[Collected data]
:::

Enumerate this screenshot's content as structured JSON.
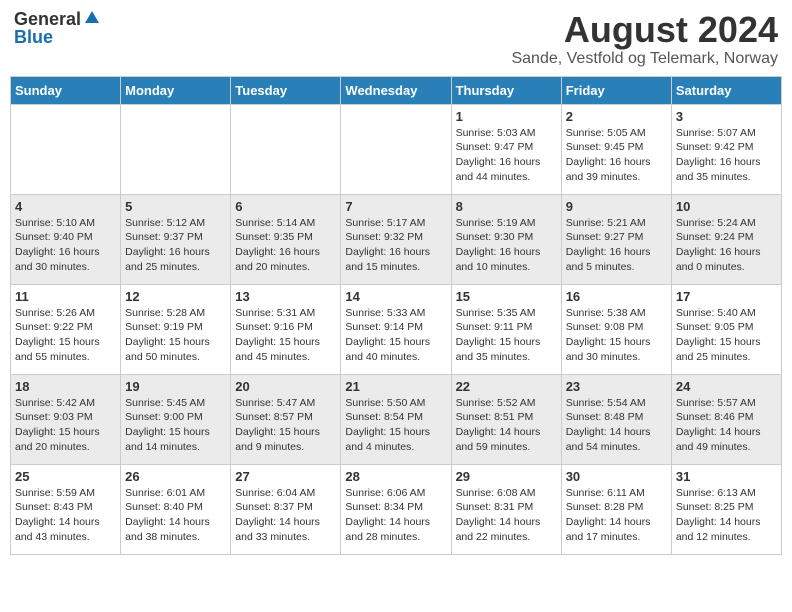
{
  "header": {
    "logo_general": "General",
    "logo_blue": "Blue",
    "month_year": "August 2024",
    "location": "Sande, Vestfold og Telemark, Norway"
  },
  "weekdays": [
    "Sunday",
    "Monday",
    "Tuesday",
    "Wednesday",
    "Thursday",
    "Friday",
    "Saturday"
  ],
  "weeks": [
    [
      {
        "day": "",
        "info": ""
      },
      {
        "day": "",
        "info": ""
      },
      {
        "day": "",
        "info": ""
      },
      {
        "day": "",
        "info": ""
      },
      {
        "day": "1",
        "info": "Sunrise: 5:03 AM\nSunset: 9:47 PM\nDaylight: 16 hours\nand 44 minutes."
      },
      {
        "day": "2",
        "info": "Sunrise: 5:05 AM\nSunset: 9:45 PM\nDaylight: 16 hours\nand 39 minutes."
      },
      {
        "day": "3",
        "info": "Sunrise: 5:07 AM\nSunset: 9:42 PM\nDaylight: 16 hours\nand 35 minutes."
      }
    ],
    [
      {
        "day": "4",
        "info": "Sunrise: 5:10 AM\nSunset: 9:40 PM\nDaylight: 16 hours\nand 30 minutes."
      },
      {
        "day": "5",
        "info": "Sunrise: 5:12 AM\nSunset: 9:37 PM\nDaylight: 16 hours\nand 25 minutes."
      },
      {
        "day": "6",
        "info": "Sunrise: 5:14 AM\nSunset: 9:35 PM\nDaylight: 16 hours\nand 20 minutes."
      },
      {
        "day": "7",
        "info": "Sunrise: 5:17 AM\nSunset: 9:32 PM\nDaylight: 16 hours\nand 15 minutes."
      },
      {
        "day": "8",
        "info": "Sunrise: 5:19 AM\nSunset: 9:30 PM\nDaylight: 16 hours\nand 10 minutes."
      },
      {
        "day": "9",
        "info": "Sunrise: 5:21 AM\nSunset: 9:27 PM\nDaylight: 16 hours\nand 5 minutes."
      },
      {
        "day": "10",
        "info": "Sunrise: 5:24 AM\nSunset: 9:24 PM\nDaylight: 16 hours\nand 0 minutes."
      }
    ],
    [
      {
        "day": "11",
        "info": "Sunrise: 5:26 AM\nSunset: 9:22 PM\nDaylight: 15 hours\nand 55 minutes."
      },
      {
        "day": "12",
        "info": "Sunrise: 5:28 AM\nSunset: 9:19 PM\nDaylight: 15 hours\nand 50 minutes."
      },
      {
        "day": "13",
        "info": "Sunrise: 5:31 AM\nSunset: 9:16 PM\nDaylight: 15 hours\nand 45 minutes."
      },
      {
        "day": "14",
        "info": "Sunrise: 5:33 AM\nSunset: 9:14 PM\nDaylight: 15 hours\nand 40 minutes."
      },
      {
        "day": "15",
        "info": "Sunrise: 5:35 AM\nSunset: 9:11 PM\nDaylight: 15 hours\nand 35 minutes."
      },
      {
        "day": "16",
        "info": "Sunrise: 5:38 AM\nSunset: 9:08 PM\nDaylight: 15 hours\nand 30 minutes."
      },
      {
        "day": "17",
        "info": "Sunrise: 5:40 AM\nSunset: 9:05 PM\nDaylight: 15 hours\nand 25 minutes."
      }
    ],
    [
      {
        "day": "18",
        "info": "Sunrise: 5:42 AM\nSunset: 9:03 PM\nDaylight: 15 hours\nand 20 minutes."
      },
      {
        "day": "19",
        "info": "Sunrise: 5:45 AM\nSunset: 9:00 PM\nDaylight: 15 hours\nand 14 minutes."
      },
      {
        "day": "20",
        "info": "Sunrise: 5:47 AM\nSunset: 8:57 PM\nDaylight: 15 hours\nand 9 minutes."
      },
      {
        "day": "21",
        "info": "Sunrise: 5:50 AM\nSunset: 8:54 PM\nDaylight: 15 hours\nand 4 minutes."
      },
      {
        "day": "22",
        "info": "Sunrise: 5:52 AM\nSunset: 8:51 PM\nDaylight: 14 hours\nand 59 minutes."
      },
      {
        "day": "23",
        "info": "Sunrise: 5:54 AM\nSunset: 8:48 PM\nDaylight: 14 hours\nand 54 minutes."
      },
      {
        "day": "24",
        "info": "Sunrise: 5:57 AM\nSunset: 8:46 PM\nDaylight: 14 hours\nand 49 minutes."
      }
    ],
    [
      {
        "day": "25",
        "info": "Sunrise: 5:59 AM\nSunset: 8:43 PM\nDaylight: 14 hours\nand 43 minutes."
      },
      {
        "day": "26",
        "info": "Sunrise: 6:01 AM\nSunset: 8:40 PM\nDaylight: 14 hours\nand 38 minutes."
      },
      {
        "day": "27",
        "info": "Sunrise: 6:04 AM\nSunset: 8:37 PM\nDaylight: 14 hours\nand 33 minutes."
      },
      {
        "day": "28",
        "info": "Sunrise: 6:06 AM\nSunset: 8:34 PM\nDaylight: 14 hours\nand 28 minutes."
      },
      {
        "day": "29",
        "info": "Sunrise: 6:08 AM\nSunset: 8:31 PM\nDaylight: 14 hours\nand 22 minutes."
      },
      {
        "day": "30",
        "info": "Sunrise: 6:11 AM\nSunset: 8:28 PM\nDaylight: 14 hours\nand 17 minutes."
      },
      {
        "day": "31",
        "info": "Sunrise: 6:13 AM\nSunset: 8:25 PM\nDaylight: 14 hours\nand 12 minutes."
      }
    ]
  ]
}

:::

- WRITTEN PROBLEM
Print the complete listing exactly, apart from any pictures.

- TASK ANSWER
Enumerate this screenshot's content as structured JSON.
{
  "header": {
    "logo_general": "General",
    "logo_blue": "Blue",
    "month_year": "August 2024",
    "location": "Sande, Vestfold og Telemark, Norway"
  },
  "weekdays": [
    "Sunday",
    "Monday",
    "Tuesday",
    "Wednesday",
    "Thursday",
    "Friday",
    "Saturday"
  ],
  "weeks": [
    [
      {
        "day": "",
        "info": ""
      },
      {
        "day": "",
        "info": ""
      },
      {
        "day": "",
        "info": ""
      },
      {
        "day": "",
        "info": ""
      },
      {
        "day": "1",
        "info": "Sunrise: 5:03 AM\nSunset: 9:47 PM\nDaylight: 16 hours\nand 44 minutes."
      },
      {
        "day": "2",
        "info": "Sunrise: 5:05 AM\nSunset: 9:45 PM\nDaylight: 16 hours\nand 39 minutes."
      },
      {
        "day": "3",
        "info": "Sunrise: 5:07 AM\nSunset: 9:42 PM\nDaylight: 16 hours\nand 35 minutes."
      }
    ],
    [
      {
        "day": "4",
        "info": "Sunrise: 5:10 AM\nSunset: 9:40 PM\nDaylight: 16 hours\nand 30 minutes."
      },
      {
        "day": "5",
        "info": "Sunrise: 5:12 AM\nSunset: 9:37 PM\nDaylight: 16 hours\nand 25 minutes."
      },
      {
        "day": "6",
        "info": "Sunrise: 5:14 AM\nSunset: 9:35 PM\nDaylight: 16 hours\nand 20 minutes."
      },
      {
        "day": "7",
        "info": "Sunrise: 5:17 AM\nSunset: 9:32 PM\nDaylight: 16 hours\nand 15 minutes."
      },
      {
        "day": "8",
        "info": "Sunrise: 5:19 AM\nSunset: 9:30 PM\nDaylight: 16 hours\nand 10 minutes."
      },
      {
        "day": "9",
        "info": "Sunrise: 5:21 AM\nSunset: 9:27 PM\nDaylight: 16 hours\nand 5 minutes."
      },
      {
        "day": "10",
        "info": "Sunrise: 5:24 AM\nSunset: 9:24 PM\nDaylight: 16 hours\nand 0 minutes."
      }
    ],
    [
      {
        "day": "11",
        "info": "Sunrise: 5:26 AM\nSunset: 9:22 PM\nDaylight: 15 hours\nand 55 minutes."
      },
      {
        "day": "12",
        "info": "Sunrise: 5:28 AM\nSunset: 9:19 PM\nDaylight: 15 hours\nand 50 minutes."
      },
      {
        "day": "13",
        "info": "Sunrise: 5:31 AM\nSunset: 9:16 PM\nDaylight: 15 hours\nand 45 minutes."
      },
      {
        "day": "14",
        "info": "Sunrise: 5:33 AM\nSunset: 9:14 PM\nDaylight: 15 hours\nand 40 minutes."
      },
      {
        "day": "15",
        "info": "Sunrise: 5:35 AM\nSunset: 9:11 PM\nDaylight: 15 hours\nand 35 minutes."
      },
      {
        "day": "16",
        "info": "Sunrise: 5:38 AM\nSunset: 9:08 PM\nDaylight: 15 hours\nand 30 minutes."
      },
      {
        "day": "17",
        "info": "Sunrise: 5:40 AM\nSunset: 9:05 PM\nDaylight: 15 hours\nand 25 minutes."
      }
    ],
    [
      {
        "day": "18",
        "info": "Sunrise: 5:42 AM\nSunset: 9:03 PM\nDaylight: 15 hours\nand 20 minutes."
      },
      {
        "day": "19",
        "info": "Sunrise: 5:45 AM\nSunset: 9:00 PM\nDaylight: 15 hours\nand 14 minutes."
      },
      {
        "day": "20",
        "info": "Sunrise: 5:47 AM\nSunset: 8:57 PM\nDaylight: 15 hours\nand 9 minutes."
      },
      {
        "day": "21",
        "info": "Sunrise: 5:50 AM\nSunset: 8:54 PM\nDaylight: 15 hours\nand 4 minutes."
      },
      {
        "day": "22",
        "info": "Sunrise: 5:52 AM\nSunset: 8:51 PM\nDaylight: 14 hours\nand 59 minutes."
      },
      {
        "day": "23",
        "info": "Sunrise: 5:54 AM\nSunset: 8:48 PM\nDaylight: 14 hours\nand 54 minutes."
      },
      {
        "day": "24",
        "info": "Sunrise: 5:57 AM\nSunset: 8:46 PM\nDaylight: 14 hours\nand 49 minutes."
      }
    ],
    [
      {
        "day": "25",
        "info": "Sunrise: 5:59 AM\nSunset: 8:43 PM\nDaylight: 14 hours\nand 43 minutes."
      },
      {
        "day": "26",
        "info": "Sunrise: 6:01 AM\nSunset: 8:40 PM\nDaylight: 14 hours\nand 38 minutes."
      },
      {
        "day": "27",
        "info": "Sunrise: 6:04 AM\nSunset: 8:37 PM\nDaylight: 14 hours\nand 33 minutes."
      },
      {
        "day": "28",
        "info": "Sunrise: 6:06 AM\nSunset: 8:34 PM\nDaylight: 14 hours\nand 28 minutes."
      },
      {
        "day": "29",
        "info": "Sunrise: 6:08 AM\nSunset: 8:31 PM\nDaylight: 14 hours\nand 22 minutes."
      },
      {
        "day": "30",
        "info": "Sunrise: 6:11 AM\nSunset: 8:28 PM\nDaylight: 14 hours\nand 17 minutes."
      },
      {
        "day": "31",
        "info": "Sunrise: 6:13 AM\nSunset: 8:25 PM\nDaylight: 14 hours\nand 12 minutes."
      }
    ]
  ]
}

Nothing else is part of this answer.